What the task requires >>
Count the lines below that contain the word "수퍼차져의" and give only the number.
▬▬▬▬▬▬
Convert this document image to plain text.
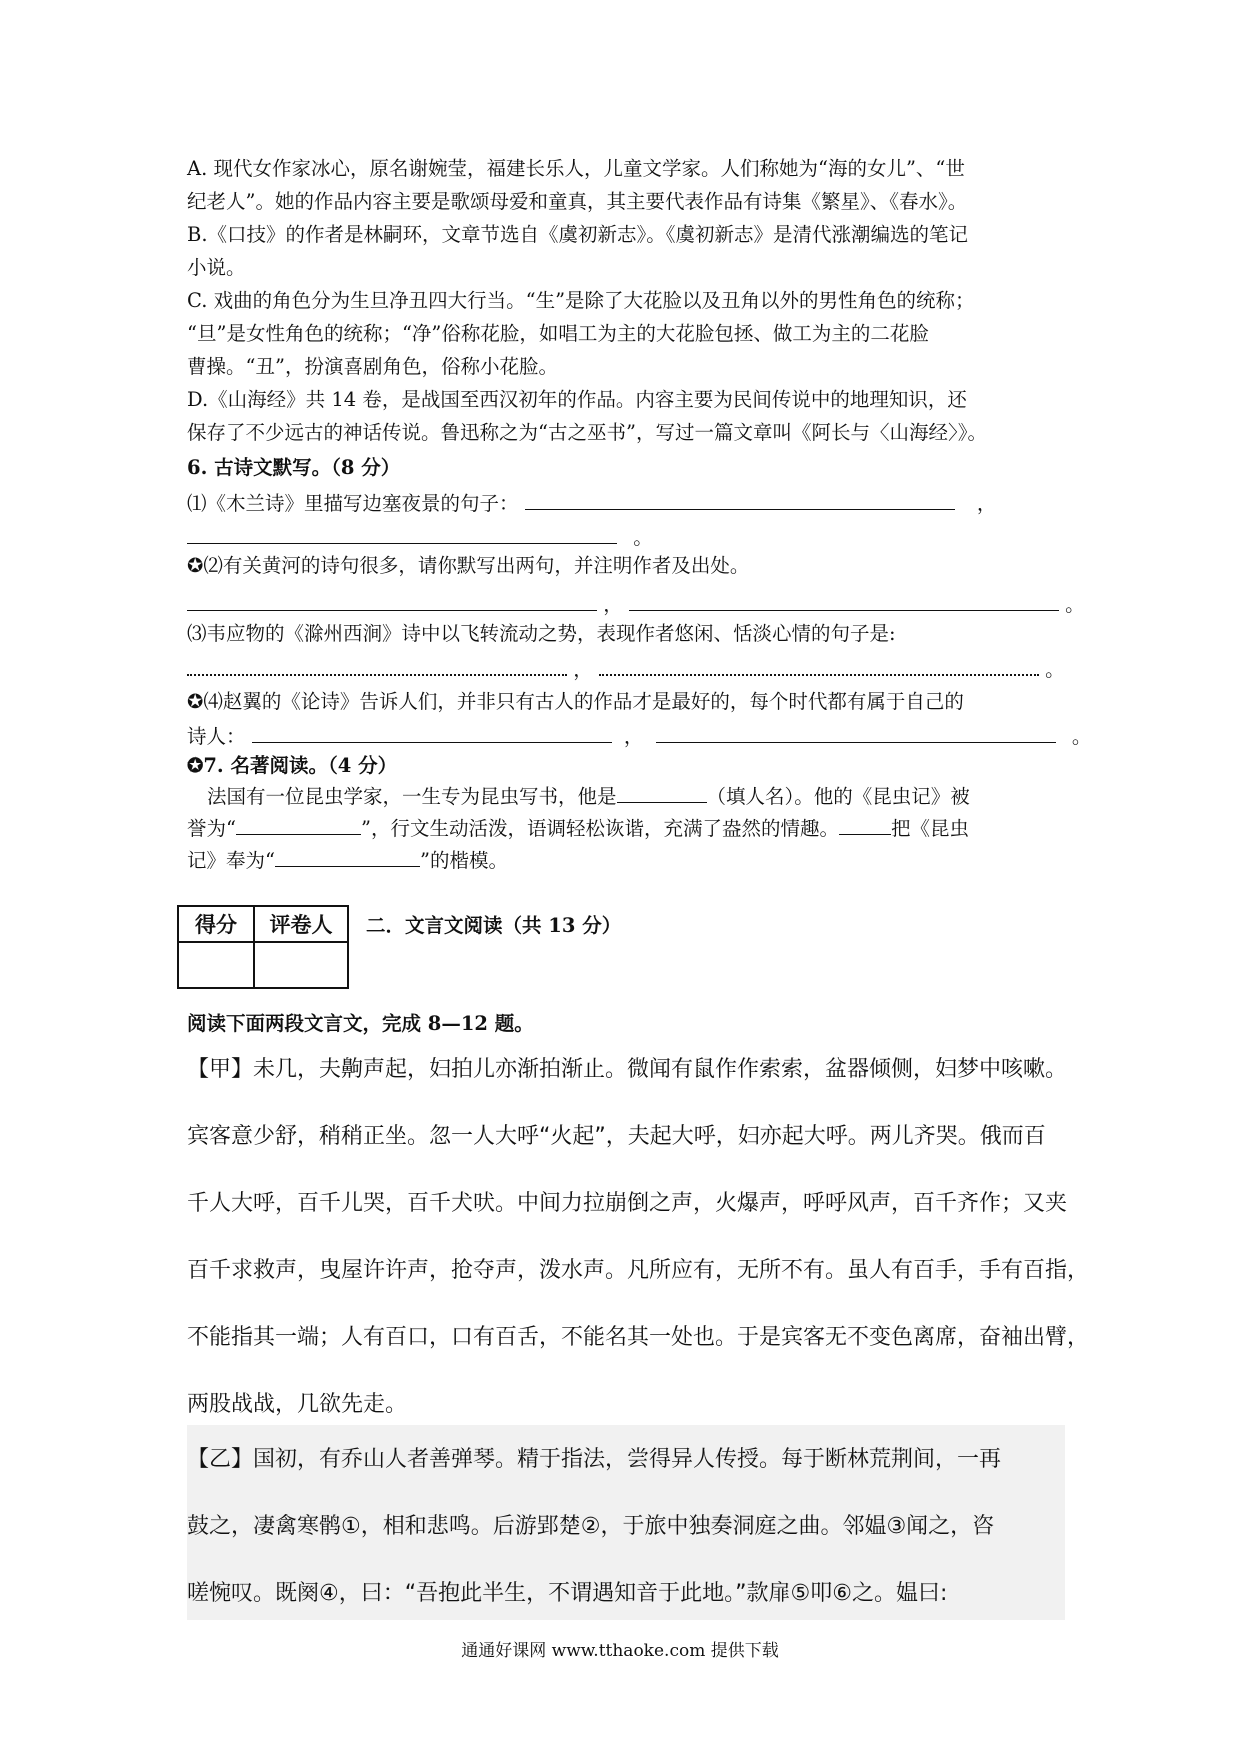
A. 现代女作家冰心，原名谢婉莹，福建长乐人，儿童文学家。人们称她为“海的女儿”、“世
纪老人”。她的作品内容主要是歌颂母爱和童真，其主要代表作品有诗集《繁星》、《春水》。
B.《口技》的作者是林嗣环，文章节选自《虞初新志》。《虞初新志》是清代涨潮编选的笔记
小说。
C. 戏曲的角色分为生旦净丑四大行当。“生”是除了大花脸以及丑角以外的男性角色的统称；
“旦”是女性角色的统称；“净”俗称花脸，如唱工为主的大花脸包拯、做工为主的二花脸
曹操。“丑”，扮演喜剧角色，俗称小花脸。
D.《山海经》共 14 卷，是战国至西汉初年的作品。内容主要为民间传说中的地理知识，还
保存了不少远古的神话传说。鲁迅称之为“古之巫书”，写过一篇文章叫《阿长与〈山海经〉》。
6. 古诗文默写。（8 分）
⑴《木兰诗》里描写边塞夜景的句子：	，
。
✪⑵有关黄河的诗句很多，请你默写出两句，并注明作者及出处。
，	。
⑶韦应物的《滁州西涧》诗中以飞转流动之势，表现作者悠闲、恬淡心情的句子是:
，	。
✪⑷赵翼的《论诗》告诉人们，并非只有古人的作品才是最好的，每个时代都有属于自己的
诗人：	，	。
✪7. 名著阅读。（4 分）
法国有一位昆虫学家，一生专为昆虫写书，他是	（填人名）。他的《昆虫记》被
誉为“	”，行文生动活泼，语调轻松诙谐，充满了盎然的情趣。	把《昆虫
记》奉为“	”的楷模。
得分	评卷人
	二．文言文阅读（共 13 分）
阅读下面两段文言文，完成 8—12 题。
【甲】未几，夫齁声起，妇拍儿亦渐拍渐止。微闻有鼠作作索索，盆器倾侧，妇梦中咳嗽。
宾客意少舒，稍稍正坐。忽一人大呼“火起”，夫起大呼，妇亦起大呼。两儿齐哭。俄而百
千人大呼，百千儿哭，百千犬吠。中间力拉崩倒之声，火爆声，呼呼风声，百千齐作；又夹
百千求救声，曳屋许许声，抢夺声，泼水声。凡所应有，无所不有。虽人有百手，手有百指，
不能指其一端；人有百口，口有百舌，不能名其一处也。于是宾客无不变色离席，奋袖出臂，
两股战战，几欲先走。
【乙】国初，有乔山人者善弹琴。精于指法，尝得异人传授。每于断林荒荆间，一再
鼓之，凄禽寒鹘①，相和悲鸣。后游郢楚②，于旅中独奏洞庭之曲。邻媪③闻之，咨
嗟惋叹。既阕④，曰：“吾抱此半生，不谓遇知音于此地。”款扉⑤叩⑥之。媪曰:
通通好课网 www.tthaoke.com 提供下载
▬▬▬▬▬▬
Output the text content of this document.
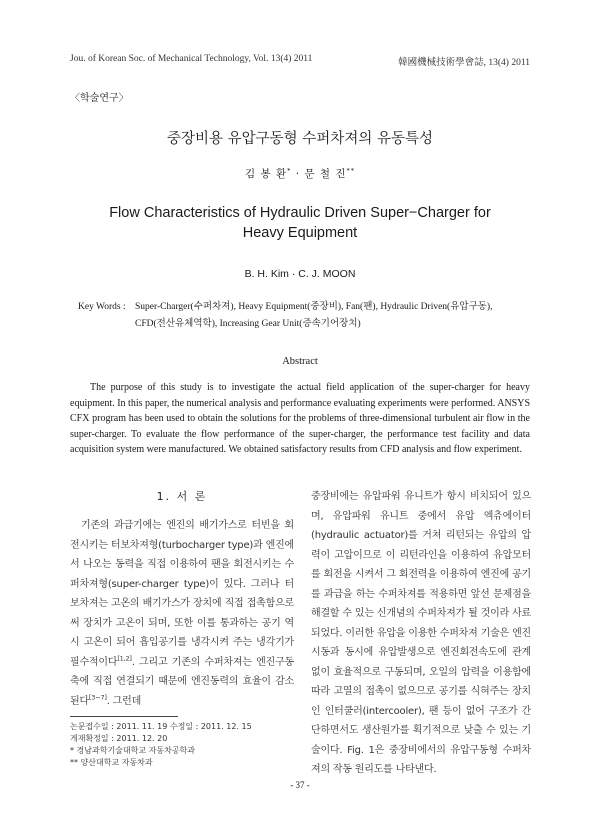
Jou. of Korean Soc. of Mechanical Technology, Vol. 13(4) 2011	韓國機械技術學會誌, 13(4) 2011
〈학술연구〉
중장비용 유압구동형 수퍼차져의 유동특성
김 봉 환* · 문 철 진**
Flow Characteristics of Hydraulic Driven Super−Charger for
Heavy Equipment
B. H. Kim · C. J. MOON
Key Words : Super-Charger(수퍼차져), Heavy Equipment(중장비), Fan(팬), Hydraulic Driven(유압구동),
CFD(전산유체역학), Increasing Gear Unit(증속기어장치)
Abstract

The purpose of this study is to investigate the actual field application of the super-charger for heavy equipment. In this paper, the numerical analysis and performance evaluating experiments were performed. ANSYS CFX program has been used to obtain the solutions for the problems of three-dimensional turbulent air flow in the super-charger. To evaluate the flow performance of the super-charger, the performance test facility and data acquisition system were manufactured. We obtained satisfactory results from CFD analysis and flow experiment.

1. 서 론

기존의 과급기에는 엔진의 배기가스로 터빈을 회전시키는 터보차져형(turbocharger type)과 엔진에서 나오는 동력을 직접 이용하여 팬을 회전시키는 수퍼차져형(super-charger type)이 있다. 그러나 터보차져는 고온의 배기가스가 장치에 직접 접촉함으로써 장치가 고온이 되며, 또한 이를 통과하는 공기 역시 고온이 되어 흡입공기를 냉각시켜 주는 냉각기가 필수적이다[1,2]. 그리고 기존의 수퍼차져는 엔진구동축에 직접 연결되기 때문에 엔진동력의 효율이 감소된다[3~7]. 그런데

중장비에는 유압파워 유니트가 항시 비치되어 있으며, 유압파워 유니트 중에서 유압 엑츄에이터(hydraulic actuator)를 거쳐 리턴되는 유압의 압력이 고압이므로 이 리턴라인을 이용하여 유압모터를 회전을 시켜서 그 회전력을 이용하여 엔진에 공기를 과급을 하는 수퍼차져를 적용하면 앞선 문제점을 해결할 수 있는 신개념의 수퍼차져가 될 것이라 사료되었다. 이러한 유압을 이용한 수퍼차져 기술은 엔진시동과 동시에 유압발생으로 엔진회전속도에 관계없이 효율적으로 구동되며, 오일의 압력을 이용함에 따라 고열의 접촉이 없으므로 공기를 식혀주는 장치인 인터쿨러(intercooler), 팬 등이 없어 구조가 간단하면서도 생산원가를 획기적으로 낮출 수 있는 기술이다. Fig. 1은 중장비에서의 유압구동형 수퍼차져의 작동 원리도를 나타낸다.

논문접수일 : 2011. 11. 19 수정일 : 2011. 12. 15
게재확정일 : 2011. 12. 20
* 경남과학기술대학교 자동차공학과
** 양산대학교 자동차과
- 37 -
▬▬▬▬▬▬
Answer to this problem >>
2